Figure data in JSON:
......

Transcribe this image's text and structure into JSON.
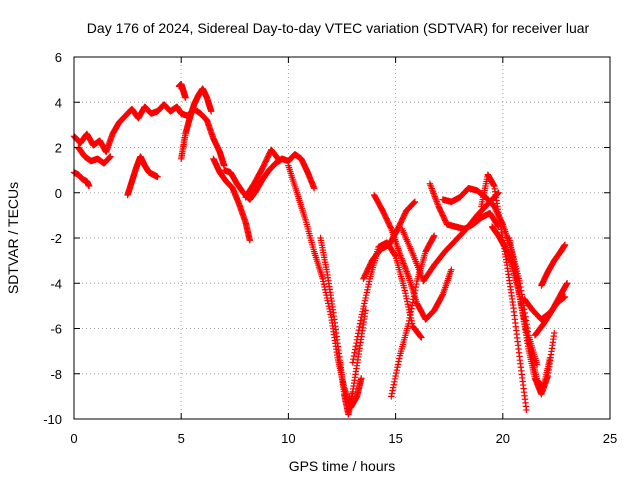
{
  "chart_data": {
    "type": "scatter",
    "title": "Day 176 of 2024, Sidereal Day-to-day VTEC variation (SDTVAR) for receiver luar",
    "xlabel": "GPS time / hours",
    "ylabel": "SDTVAR / TECUs",
    "xlim": [
      0,
      25
    ],
    "ylim": [
      -10,
      6
    ],
    "xticks": [
      0,
      5,
      10,
      15,
      20,
      25
    ],
    "yticks": [
      -10,
      -8,
      -6,
      -4,
      -2,
      0,
      2,
      4,
      6
    ],
    "grid": true,
    "marker": "+",
    "color": "#ff0000",
    "series": [
      {
        "x": [
          0.0,
          0.3,
          0.6,
          0.9,
          1.2,
          1.5,
          1.8,
          2.1,
          2.4,
          2.7,
          3.0,
          3.3,
          3.6,
          3.9,
          4.2,
          4.5,
          4.8,
          5.0,
          5.3,
          5.6,
          5.9,
          6.2,
          6.5,
          6.8,
          7.0
        ],
        "y": [
          2.5,
          2.2,
          2.6,
          2.1,
          2.3,
          1.8,
          2.6,
          3.1,
          3.4,
          3.7,
          3.3,
          3.8,
          3.5,
          3.6,
          3.9,
          3.6,
          3.8,
          3.5,
          3.4,
          3.7,
          3.5,
          3.2,
          2.4,
          1.8,
          1.2
        ]
      },
      {
        "x": [
          0.0,
          0.2,
          0.4,
          0.6,
          0.7
        ],
        "y": [
          0.9,
          0.8,
          0.6,
          0.5,
          0.3
        ]
      },
      {
        "x": [
          0.2,
          0.5,
          0.8,
          1.1,
          1.4,
          1.7
        ],
        "y": [
          2.0,
          1.6,
          1.4,
          1.5,
          1.3,
          1.6
        ]
      },
      {
        "x": [
          2.5,
          2.7,
          2.9,
          3.1,
          3.3,
          3.5,
          3.7,
          3.9
        ],
        "y": [
          -0.1,
          0.5,
          1.1,
          1.6,
          1.2,
          0.9,
          0.8,
          0.7
        ]
      },
      {
        "x": [
          5.0,
          5.2,
          5.4,
          5.6,
          5.8,
          6.0,
          6.2,
          6.4
        ],
        "y": [
          1.5,
          2.6,
          3.3,
          3.9,
          4.3,
          4.6,
          4.2,
          3.6
        ]
      },
      {
        "x": [
          4.9,
          5.0,
          5.1,
          5.2
        ],
        "y": [
          4.7,
          4.8,
          4.5,
          4.2
        ]
      },
      {
        "x": [
          6.5,
          6.8,
          7.1,
          7.4,
          7.7,
          8.0,
          8.2
        ],
        "y": [
          1.5,
          0.9,
          0.5,
          0.2,
          -0.5,
          -1.3,
          -2.1
        ]
      },
      {
        "x": [
          7.0,
          7.3,
          7.6,
          7.9,
          8.2,
          8.5,
          8.8,
          9.1,
          9.4,
          9.7,
          10.0,
          10.3,
          10.6,
          10.9,
          11.2
        ],
        "y": [
          1.0,
          0.9,
          0.4,
          0.0,
          -0.3,
          0.1,
          0.6,
          1.0,
          1.3,
          1.5,
          1.4,
          1.7,
          1.5,
          0.9,
          0.2
        ]
      },
      {
        "x": [
          8.0,
          8.4,
          8.8,
          9.2,
          9.6
        ],
        "y": [
          -0.2,
          0.4,
          1.1,
          1.9,
          1.4
        ]
      },
      {
        "x": [
          10.0,
          10.4,
          10.8,
          11.2,
          11.6,
          12.0,
          12.3,
          12.6,
          12.9,
          13.2,
          13.4
        ],
        "y": [
          1.2,
          0.0,
          -1.2,
          -2.6,
          -3.8,
          -5.5,
          -7.3,
          -8.6,
          -9.5,
          -9.0,
          -8.2
        ]
      },
      {
        "x": [
          11.5,
          11.8,
          12.1,
          12.4,
          12.6,
          12.8,
          13.0,
          13.3,
          13.6
        ],
        "y": [
          -2.0,
          -3.5,
          -5.3,
          -7.4,
          -8.9,
          -9.8,
          -8.8,
          -7.0,
          -5.2
        ]
      },
      {
        "x": [
          13.0,
          13.4,
          13.8,
          14.2,
          14.6,
          15.0,
          15.4,
          15.8,
          16.2
        ],
        "y": [
          -7.5,
          -5.5,
          -3.8,
          -2.4,
          -2.2,
          -2.8,
          -4.2,
          -5.9,
          -6.4
        ]
      },
      {
        "x": [
          13.5,
          13.9,
          14.3,
          14.7,
          15.1,
          15.5,
          15.9
        ],
        "y": [
          -3.8,
          -3.0,
          -2.5,
          -2.3,
          -1.6,
          -0.8,
          -0.4
        ]
      },
      {
        "x": [
          14.0,
          14.4,
          14.8,
          15.2,
          15.6,
          16.0,
          16.4,
          16.8,
          17.2,
          17.6
        ],
        "y": [
          -0.1,
          -0.8,
          -1.6,
          -2.7,
          -3.7,
          -4.9,
          -5.6,
          -5.2,
          -4.5,
          -3.4
        ]
      },
      {
        "x": [
          14.8,
          15.2,
          15.6,
          16.0,
          16.4,
          16.8
        ],
        "y": [
          -9.0,
          -7.2,
          -5.8,
          -3.9,
          -2.6,
          -1.9
        ]
      },
      {
        "x": [
          15.3,
          15.8,
          16.3,
          16.8,
          17.3,
          17.8,
          18.3,
          18.8,
          19.3,
          19.8
        ],
        "y": [
          -1.6,
          -2.7,
          -3.9,
          -3.2,
          -2.6,
          -2.1,
          -1.6,
          -1.0,
          -0.5,
          0.0
        ]
      },
      {
        "x": [
          16.6,
          17.0,
          17.4,
          17.8,
          18.2,
          18.6,
          19.0,
          19.4,
          19.8
        ],
        "y": [
          0.4,
          -0.6,
          -1.4,
          -1.5,
          -1.6,
          -1.4,
          -1.1,
          -0.9,
          -1.5
        ]
      },
      {
        "x": [
          17.2,
          17.6,
          18.0,
          18.4,
          18.8,
          19.2,
          19.6,
          20.0,
          20.4,
          20.8,
          21.2,
          21.6
        ],
        "y": [
          -0.3,
          -0.4,
          -0.2,
          0.2,
          0.1,
          -0.2,
          -0.6,
          -1.4,
          -2.5,
          -4.0,
          -6.3,
          -7.6
        ]
      },
      {
        "x": [
          19.0,
          19.3,
          19.6,
          19.9,
          20.2,
          20.5,
          20.8,
          21.1
        ],
        "y": [
          -0.6,
          0.8,
          0.3,
          -1.5,
          -3.2,
          -5.1,
          -7.4,
          -9.6
        ]
      },
      {
        "x": [
          19.5,
          19.8,
          20.1,
          20.4,
          20.7,
          21.0,
          21.3,
          21.6,
          21.9,
          22.2
        ],
        "y": [
          -1.5,
          -1.9,
          -2.4,
          -3.1,
          -4.2,
          -5.6,
          -7.0,
          -8.3,
          -8.6,
          -7.3
        ]
      },
      {
        "x": [
          20.3,
          20.6,
          20.9,
          21.2,
          21.5,
          21.8,
          22.1,
          22.4
        ],
        "y": [
          -2.0,
          -3.5,
          -5.2,
          -6.9,
          -8.2,
          -8.9,
          -8.1,
          -6.2
        ]
      },
      {
        "x": [
          21.0,
          21.4,
          21.8,
          22.2,
          22.6,
          22.9
        ],
        "y": [
          -4.7,
          -5.2,
          -5.6,
          -5.3,
          -4.8,
          -4.6
        ]
      },
      {
        "x": [
          21.8,
          22.1,
          22.4,
          22.7,
          22.9
        ],
        "y": [
          -4.1,
          -3.5,
          -3.0,
          -2.6,
          -2.3
        ]
      },
      {
        "x": [
          21.5,
          21.9,
          22.3,
          22.7,
          23.0
        ],
        "y": [
          -6.3,
          -5.8,
          -5.2,
          -4.5,
          -4.0
        ]
      }
    ]
  }
}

......

Output the data above without changes, apart from leaving out the pictures.

Transcribe this image's text and structure into JSON.
{
  "chart_data": {
    "type": "scatter",
    "title": "Day 176 of 2024, Sidereal Day-to-day VTEC variation (SDTVAR) for receiver luar",
    "xlabel": "GPS time / hours",
    "ylabel": "SDTVAR / TECUs",
    "xlim": [
      0,
      25
    ],
    "ylim": [
      -10,
      6
    ],
    "xticks": [
      0,
      5,
      10,
      15,
      20,
      25
    ],
    "yticks": [
      -10,
      -8,
      -6,
      -4,
      -2,
      0,
      2,
      4,
      6
    ],
    "grid": true,
    "marker": "+",
    "color": "#ff0000",
    "series": [
      {
        "x": [
          0.0,
          0.3,
          0.6,
          0.9,
          1.2,
          1.5,
          1.8,
          2.1,
          2.4,
          2.7,
          3.0,
          3.3,
          3.6,
          3.9,
          4.2,
          4.5,
          4.8,
          5.0,
          5.3,
          5.6,
          5.9,
          6.2,
          6.5,
          6.8,
          7.0
        ],
        "y": [
          2.5,
          2.2,
          2.6,
          2.1,
          2.3,
          1.8,
          2.6,
          3.1,
          3.4,
          3.7,
          3.3,
          3.8,
          3.5,
          3.6,
          3.9,
          3.6,
          3.8,
          3.5,
          3.4,
          3.7,
          3.5,
          3.2,
          2.4,
          1.8,
          1.2
        ]
      },
      {
        "x": [
          0.0,
          0.2,
          0.4,
          0.6,
          0.7
        ],
        "y": [
          0.9,
          0.8,
          0.6,
          0.5,
          0.3
        ]
      },
      {
        "x": [
          0.2,
          0.5,
          0.8,
          1.1,
          1.4,
          1.7
        ],
        "y": [
          2.0,
          1.6,
          1.4,
          1.5,
          1.3,
          1.6
        ]
      },
      {
        "x": [
          2.5,
          2.7,
          2.9,
          3.1,
          3.3,
          3.5,
          3.7,
          3.9
        ],
        "y": [
          -0.1,
          0.5,
          1.1,
          1.6,
          1.2,
          0.9,
          0.8,
          0.7
        ]
      },
      {
        "x": [
          5.0,
          5.2,
          5.4,
          5.6,
          5.8,
          6.0,
          6.2,
          6.4
        ],
        "y": [
          1.5,
          2.6,
          3.3,
          3.9,
          4.3,
          4.6,
          4.2,
          3.6
        ]
      },
      {
        "x": [
          4.9,
          5.0,
          5.1,
          5.2
        ],
        "y": [
          4.7,
          4.8,
          4.5,
          4.2
        ]
      },
      {
        "x": [
          6.5,
          6.8,
          7.1,
          7.4,
          7.7,
          8.0,
          8.2
        ],
        "y": [
          1.5,
          0.9,
          0.5,
          0.2,
          -0.5,
          -1.3,
          -2.1
        ]
      },
      {
        "x": [
          7.0,
          7.3,
          7.6,
          7.9,
          8.2,
          8.5,
          8.8,
          9.1,
          9.4,
          9.7,
          10.0,
          10.3,
          10.6,
          10.9,
          11.2
        ],
        "y": [
          1.0,
          0.9,
          0.4,
          0.0,
          -0.3,
          0.1,
          0.6,
          1.0,
          1.3,
          1.5,
          1.4,
          1.7,
          1.5,
          0.9,
          0.2
        ]
      },
      {
        "x": [
          8.0,
          8.4,
          8.8,
          9.2,
          9.6
        ],
        "y": [
          -0.2,
          0.4,
          1.1,
          1.9,
          1.4
        ]
      },
      {
        "x": [
          10.0,
          10.4,
          10.8,
          11.2,
          11.6,
          12.0,
          12.3,
          12.6,
          12.9,
          13.2,
          13.4
        ],
        "y": [
          1.2,
          0.0,
          -1.2,
          -2.6,
          -3.8,
          -5.5,
          -7.3,
          -8.6,
          -9.5,
          -9.0,
          -8.2
        ]
      },
      {
        "x": [
          11.5,
          11.8,
          12.1,
          12.4,
          12.6,
          12.8,
          13.0,
          13.3,
          13.6
        ],
        "y": [
          -2.0,
          -3.5,
          -5.3,
          -7.4,
          -8.9,
          -9.8,
          -8.8,
          -7.0,
          -5.2
        ]
      },
      {
        "x": [
          13.0,
          13.4,
          13.8,
          14.2,
          14.6,
          15.0,
          15.4,
          15.8,
          16.2
        ],
        "y": [
          -7.5,
          -5.5,
          -3.8,
          -2.4,
          -2.2,
          -2.8,
          -4.2,
          -5.9,
          -6.4
        ]
      },
      {
        "x": [
          13.5,
          13.9,
          14.3,
          14.7,
          15.1,
          15.5,
          15.9
        ],
        "y": [
          -3.8,
          -3.0,
          -2.5,
          -2.3,
          -1.6,
          -0.8,
          -0.4
        ]
      },
      {
        "x": [
          14.0,
          14.4,
          14.8,
          15.2,
          15.6,
          16.0,
          16.4,
          16.8,
          17.2,
          17.6
        ],
        "y": [
          -0.1,
          -0.8,
          -1.6,
          -2.7,
          -3.7,
          -4.9,
          -5.6,
          -5.2,
          -4.5,
          -3.4
        ]
      },
      {
        "x": [
          14.8,
          15.2,
          15.6,
          16.0,
          16.4,
          16.8
        ],
        "y": [
          -9.0,
          -7.2,
          -5.8,
          -3.9,
          -2.6,
          -1.9
        ]
      },
      {
        "x": [
          15.3,
          15.8,
          16.3,
          16.8,
          17.3,
          17.8,
          18.3,
          18.8,
          19.3,
          19.8
        ],
        "y": [
          -1.6,
          -2.7,
          -3.9,
          -3.2,
          -2.6,
          -2.1,
          -1.6,
          -1.0,
          -0.5,
          0.0
        ]
      },
      {
        "x": [
          16.6,
          17.0,
          17.4,
          17.8,
          18.2,
          18.6,
          19.0,
          19.4,
          19.8
        ],
        "y": [
          0.4,
          -0.6,
          -1.4,
          -1.5,
          -1.6,
          -1.4,
          -1.1,
          -0.9,
          -1.5
        ]
      },
      {
        "x": [
          17.2,
          17.6,
          18.0,
          18.4,
          18.8,
          19.2,
          19.6,
          20.0,
          20.4,
          20.8,
          21.2,
          21.6
        ],
        "y": [
          -0.3,
          -0.4,
          -0.2,
          0.2,
          0.1,
          -0.2,
          -0.6,
          -1.4,
          -2.5,
          -4.0,
          -6.3,
          -7.6
        ]
      },
      {
        "x": [
          19.0,
          19.3,
          19.6,
          19.9,
          20.2,
          20.5,
          20.8,
          21.1
        ],
        "y": [
          -0.6,
          0.8,
          0.3,
          -1.5,
          -3.2,
          -5.1,
          -7.4,
          -9.6
        ]
      },
      {
        "x": [
          19.5,
          19.8,
          20.1,
          20.4,
          20.7,
          21.0,
          21.3,
          21.6,
          21.9,
          22.2
        ],
        "y": [
          -1.5,
          -1.9,
          -2.4,
          -3.1,
          -4.2,
          -5.6,
          -7.0,
          -8.3,
          -8.6,
          -7.3
        ]
      },
      {
        "x": [
          20.3,
          20.6,
          20.9,
          21.2,
          21.5,
          21.8,
          22.1,
          22.4
        ],
        "y": [
          -2.0,
          -3.5,
          -5.2,
          -6.9,
          -8.2,
          -8.9,
          -8.1,
          -6.2
        ]
      },
      {
        "x": [
          21.0,
          21.4,
          21.8,
          22.2,
          22.6,
          22.9
        ],
        "y": [
          -4.7,
          -5.2,
          -5.6,
          -5.3,
          -4.8,
          -4.6
        ]
      },
      {
        "x": [
          21.8,
          22.1,
          22.4,
          22.7,
          22.9
        ],
        "y": [
          -4.1,
          -3.5,
          -3.0,
          -2.6,
          -2.3
        ]
      },
      {
        "x": [
          21.5,
          21.9,
          22.3,
          22.7,
          23.0
        ],
        "y": [
          -6.3,
          -5.8,
          -5.2,
          -4.5,
          -4.0
        ]
      }
    ]
  }
}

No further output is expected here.